• INSTRUCTION:
Skip all pictures, then print the remaining material exactly.

# INFORMATION SHOWN start

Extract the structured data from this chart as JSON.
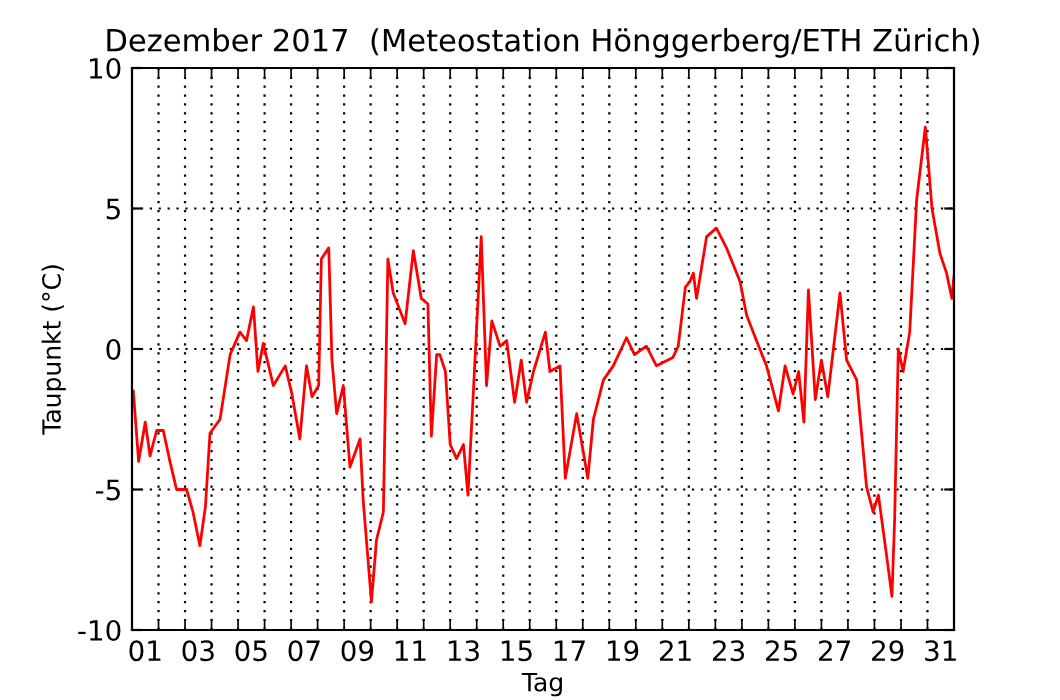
{
  "chart_data": {
    "type": "line",
    "title": "Dezember 2017  (Meteostation Hönggerberg/ETH Zürich)",
    "xlabel": "Tag",
    "ylabel": "Taupunkt (°C)",
    "xlim": [
      0,
      31
    ],
    "ylim": [
      -10,
      10
    ],
    "yticks": [
      -10,
      -5,
      0,
      5,
      10
    ],
    "xticks": [
      {
        "value": 0.5,
        "label": "01"
      },
      {
        "value": 2.5,
        "label": "03"
      },
      {
        "value": 4.5,
        "label": "05"
      },
      {
        "value": 6.5,
        "label": "07"
      },
      {
        "value": 8.5,
        "label": "09"
      },
      {
        "value": 10.5,
        "label": "11"
      },
      {
        "value": 12.5,
        "label": "13"
      },
      {
        "value": 14.5,
        "label": "15"
      },
      {
        "value": 16.5,
        "label": "17"
      },
      {
        "value": 18.5,
        "label": "19"
      },
      {
        "value": 20.5,
        "label": "21"
      },
      {
        "value": 22.5,
        "label": "23"
      },
      {
        "value": 24.5,
        "label": "25"
      },
      {
        "value": 26.5,
        "label": "27"
      },
      {
        "value": 28.5,
        "label": "29"
      },
      {
        "value": 30.5,
        "label": "31"
      },
      {
        "value": 1,
        "label": null
      },
      {
        "value": 2,
        "label": null
      },
      {
        "value": 3,
        "label": null
      },
      {
        "value": 4,
        "label": null
      },
      {
        "value": 5,
        "label": null
      },
      {
        "value": 6,
        "label": null
      },
      {
        "value": 7,
        "label": null
      },
      {
        "value": 8,
        "label": null
      },
      {
        "value": 9,
        "label": null
      },
      {
        "value": 10,
        "label": null
      },
      {
        "value": 11,
        "label": null
      },
      {
        "value": 12,
        "label": null
      },
      {
        "value": 13,
        "label": null
      },
      {
        "value": 14,
        "label": null
      },
      {
        "value": 15,
        "label": null
      },
      {
        "value": 16,
        "label": null
      },
      {
        "value": 17,
        "label": null
      },
      {
        "value": 18,
        "label": null
      },
      {
        "value": 19,
        "label": null
      },
      {
        "value": 20,
        "label": null
      },
      {
        "value": 21,
        "label": null
      },
      {
        "value": 22,
        "label": null
      },
      {
        "value": 23,
        "label": null
      },
      {
        "value": 24,
        "label": null
      },
      {
        "value": 25,
        "label": null
      },
      {
        "value": 26,
        "label": null
      },
      {
        "value": 27,
        "label": null
      },
      {
        "value": 28,
        "label": null
      },
      {
        "value": 29,
        "label": null
      },
      {
        "value": 30,
        "label": null
      }
    ],
    "grid": true,
    "line_style": "solid",
    "series": [
      {
        "color": "#ff0000",
        "x": [
          0.05,
          0.25,
          0.5,
          0.68,
          0.93,
          1.18,
          1.43,
          1.68,
          2.06,
          2.3,
          2.56,
          2.77,
          2.94,
          3.32,
          3.7,
          4.07,
          4.32,
          4.58,
          4.75,
          4.95,
          5.33,
          5.78,
          6.03,
          6.33,
          6.58,
          6.79,
          7.04,
          7.14,
          7.42,
          7.54,
          7.72,
          7.97,
          8.22,
          8.6,
          8.72,
          9.03,
          9.22,
          9.48,
          9.65,
          9.85,
          10.3,
          10.61,
          10.91,
          11.16,
          11.29,
          11.49,
          11.61,
          11.82,
          12.0,
          12.24,
          12.5,
          12.67,
          12.87,
          13.17,
          13.37,
          13.57,
          13.88,
          14.13,
          14.43,
          14.68,
          14.88,
          15.14,
          15.59,
          15.76,
          16.14,
          16.34,
          16.77,
          17.19,
          17.4,
          17.78,
          18.15,
          18.65,
          18.95,
          19.4,
          19.78,
          20.4,
          20.6,
          20.87,
          21.04,
          21.17,
          21.29,
          21.67,
          22.04,
          22.42,
          22.93,
          23.18,
          23.55,
          23.93,
          24.38,
          24.63,
          24.93,
          25.14,
          25.34,
          25.51,
          25.77,
          26.0,
          26.24,
          26.7,
          26.95,
          27.33,
          27.7,
          27.95,
          28.15,
          28.45,
          28.66,
          28.76,
          28.9,
          29.08,
          29.33,
          29.59,
          29.92,
          30.17,
          30.47,
          30.72,
          30.92,
          31.0
        ],
        "values": [
          -1.5,
          -4.0,
          -2.6,
          -3.8,
          -2.9,
          -2.9,
          -4.0,
          -5.0,
          -5.0,
          -5.8,
          -7.0,
          -5.6,
          -3.0,
          -2.5,
          -0.2,
          0.6,
          0.3,
          1.5,
          -0.8,
          0.2,
          -1.3,
          -0.6,
          -1.6,
          -3.2,
          -0.6,
          -1.7,
          -1.3,
          3.2,
          3.6,
          -0.4,
          -2.3,
          -1.3,
          -4.2,
          -3.2,
          -5.4,
          -9.0,
          -6.8,
          -5.8,
          3.2,
          2.0,
          0.9,
          3.5,
          1.8,
          1.6,
          -3.1,
          -0.2,
          -0.2,
          -0.8,
          -3.4,
          -3.9,
          -3.4,
          -5.2,
          -1.6,
          4.0,
          -1.3,
          1.0,
          0.1,
          0.3,
          -1.9,
          -0.4,
          -1.9,
          -0.8,
          0.6,
          -0.8,
          -0.6,
          -4.6,
          -2.3,
          -4.6,
          -2.5,
          -1.1,
          -0.6,
          0.4,
          -0.2,
          0.1,
          -0.6,
          -0.3,
          0.1,
          2.2,
          2.4,
          2.7,
          1.8,
          4.0,
          4.3,
          3.6,
          2.4,
          1.2,
          0.3,
          -0.6,
          -2.2,
          -0.6,
          -1.6,
          -0.8,
          -2.6,
          2.1,
          -1.8,
          -0.4,
          -1.7,
          2.0,
          -0.4,
          -1.1,
          -4.9,
          -5.8,
          -5.2,
          -7.3,
          -8.8,
          -6.1,
          0.0,
          -0.8,
          0.6,
          5.3,
          7.9,
          5.0,
          3.4,
          2.7,
          1.8,
          2.6
        ]
      }
    ]
  }
}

# INFORMATION SHOWN end

• CORRECT RESULT:
Extract the structured data from this chart as JSON.
{
  "chart_data": {
    "type": "line",
    "title": "Dezember 2017  (Meteostation Hönggerberg/ETH Zürich)",
    "xlabel": "Tag",
    "ylabel": "Taupunkt (°C)",
    "xlim": [
      0,
      31
    ],
    "ylim": [
      -10,
      10
    ],
    "yticks": [
      -10,
      -5,
      0,
      5,
      10
    ],
    "xticks": [
      {
        "value": 0.5,
        "label": "01"
      },
      {
        "value": 2.5,
        "label": "03"
      },
      {
        "value": 4.5,
        "label": "05"
      },
      {
        "value": 6.5,
        "label": "07"
      },
      {
        "value": 8.5,
        "label": "09"
      },
      {
        "value": 10.5,
        "label": "11"
      },
      {
        "value": 12.5,
        "label": "13"
      },
      {
        "value": 14.5,
        "label": "15"
      },
      {
        "value": 16.5,
        "label": "17"
      },
      {
        "value": 18.5,
        "label": "19"
      },
      {
        "value": 20.5,
        "label": "21"
      },
      {
        "value": 22.5,
        "label": "23"
      },
      {
        "value": 24.5,
        "label": "25"
      },
      {
        "value": 26.5,
        "label": "27"
      },
      {
        "value": 28.5,
        "label": "29"
      },
      {
        "value": 30.5,
        "label": "31"
      },
      {
        "value": 1,
        "label": null
      },
      {
        "value": 2,
        "label": null
      },
      {
        "value": 3,
        "label": null
      },
      {
        "value": 4,
        "label": null
      },
      {
        "value": 5,
        "label": null
      },
      {
        "value": 6,
        "label": null
      },
      {
        "value": 7,
        "label": null
      },
      {
        "value": 8,
        "label": null
      },
      {
        "value": 9,
        "label": null
      },
      {
        "value": 10,
        "label": null
      },
      {
        "value": 11,
        "label": null
      },
      {
        "value": 12,
        "label": null
      },
      {
        "value": 13,
        "label": null
      },
      {
        "value": 14,
        "label": null
      },
      {
        "value": 15,
        "label": null
      },
      {
        "value": 16,
        "label": null
      },
      {
        "value": 17,
        "label": null
      },
      {
        "value": 18,
        "label": null
      },
      {
        "value": 19,
        "label": null
      },
      {
        "value": 20,
        "label": null
      },
      {
        "value": 21,
        "label": null
      },
      {
        "value": 22,
        "label": null
      },
      {
        "value": 23,
        "label": null
      },
      {
        "value": 24,
        "label": null
      },
      {
        "value": 25,
        "label": null
      },
      {
        "value": 26,
        "label": null
      },
      {
        "value": 27,
        "label": null
      },
      {
        "value": 28,
        "label": null
      },
      {
        "value": 29,
        "label": null
      },
      {
        "value": 30,
        "label": null
      }
    ],
    "grid": true,
    "line_style": "solid",
    "series": [
      {
        "color": "#ff0000",
        "x": [
          0.05,
          0.25,
          0.5,
          0.68,
          0.93,
          1.18,
          1.43,
          1.68,
          2.06,
          2.3,
          2.56,
          2.77,
          2.94,
          3.32,
          3.7,
          4.07,
          4.32,
          4.58,
          4.75,
          4.95,
          5.33,
          5.78,
          6.03,
          6.33,
          6.58,
          6.79,
          7.04,
          7.14,
          7.42,
          7.54,
          7.72,
          7.97,
          8.22,
          8.6,
          8.72,
          9.03,
          9.22,
          9.48,
          9.65,
          9.85,
          10.3,
          10.61,
          10.91,
          11.16,
          11.29,
          11.49,
          11.61,
          11.82,
          12.0,
          12.24,
          12.5,
          12.67,
          12.87,
          13.17,
          13.37,
          13.57,
          13.88,
          14.13,
          14.43,
          14.68,
          14.88,
          15.14,
          15.59,
          15.76,
          16.14,
          16.34,
          16.77,
          17.19,
          17.4,
          17.78,
          18.15,
          18.65,
          18.95,
          19.4,
          19.78,
          20.4,
          20.6,
          20.87,
          21.04,
          21.17,
          21.29,
          21.67,
          22.04,
          22.42,
          22.93,
          23.18,
          23.55,
          23.93,
          24.38,
          24.63,
          24.93,
          25.14,
          25.34,
          25.51,
          25.77,
          26.0,
          26.24,
          26.7,
          26.95,
          27.33,
          27.7,
          27.95,
          28.15,
          28.45,
          28.66,
          28.76,
          28.9,
          29.08,
          29.33,
          29.59,
          29.92,
          30.17,
          30.47,
          30.72,
          30.92,
          31.0
        ],
        "values": [
          -1.5,
          -4.0,
          -2.6,
          -3.8,
          -2.9,
          -2.9,
          -4.0,
          -5.0,
          -5.0,
          -5.8,
          -7.0,
          -5.6,
          -3.0,
          -2.5,
          -0.2,
          0.6,
          0.3,
          1.5,
          -0.8,
          0.2,
          -1.3,
          -0.6,
          -1.6,
          -3.2,
          -0.6,
          -1.7,
          -1.3,
          3.2,
          3.6,
          -0.4,
          -2.3,
          -1.3,
          -4.2,
          -3.2,
          -5.4,
          -9.0,
          -6.8,
          -5.8,
          3.2,
          2.0,
          0.9,
          3.5,
          1.8,
          1.6,
          -3.1,
          -0.2,
          -0.2,
          -0.8,
          -3.4,
          -3.9,
          -3.4,
          -5.2,
          -1.6,
          4.0,
          -1.3,
          1.0,
          0.1,
          0.3,
          -1.9,
          -0.4,
          -1.9,
          -0.8,
          0.6,
          -0.8,
          -0.6,
          -4.6,
          -2.3,
          -4.6,
          -2.5,
          -1.1,
          -0.6,
          0.4,
          -0.2,
          0.1,
          -0.6,
          -0.3,
          0.1,
          2.2,
          2.4,
          2.7,
          1.8,
          4.0,
          4.3,
          3.6,
          2.4,
          1.2,
          0.3,
          -0.6,
          -2.2,
          -0.6,
          -1.6,
          -0.8,
          -2.6,
          2.1,
          -1.8,
          -0.4,
          -1.7,
          2.0,
          -0.4,
          -1.1,
          -4.9,
          -5.8,
          -5.2,
          -7.3,
          -8.8,
          -6.1,
          0.0,
          -0.8,
          0.6,
          5.3,
          7.9,
          5.0,
          3.4,
          2.7,
          1.8,
          2.6
        ]
      }
    ]
  }
}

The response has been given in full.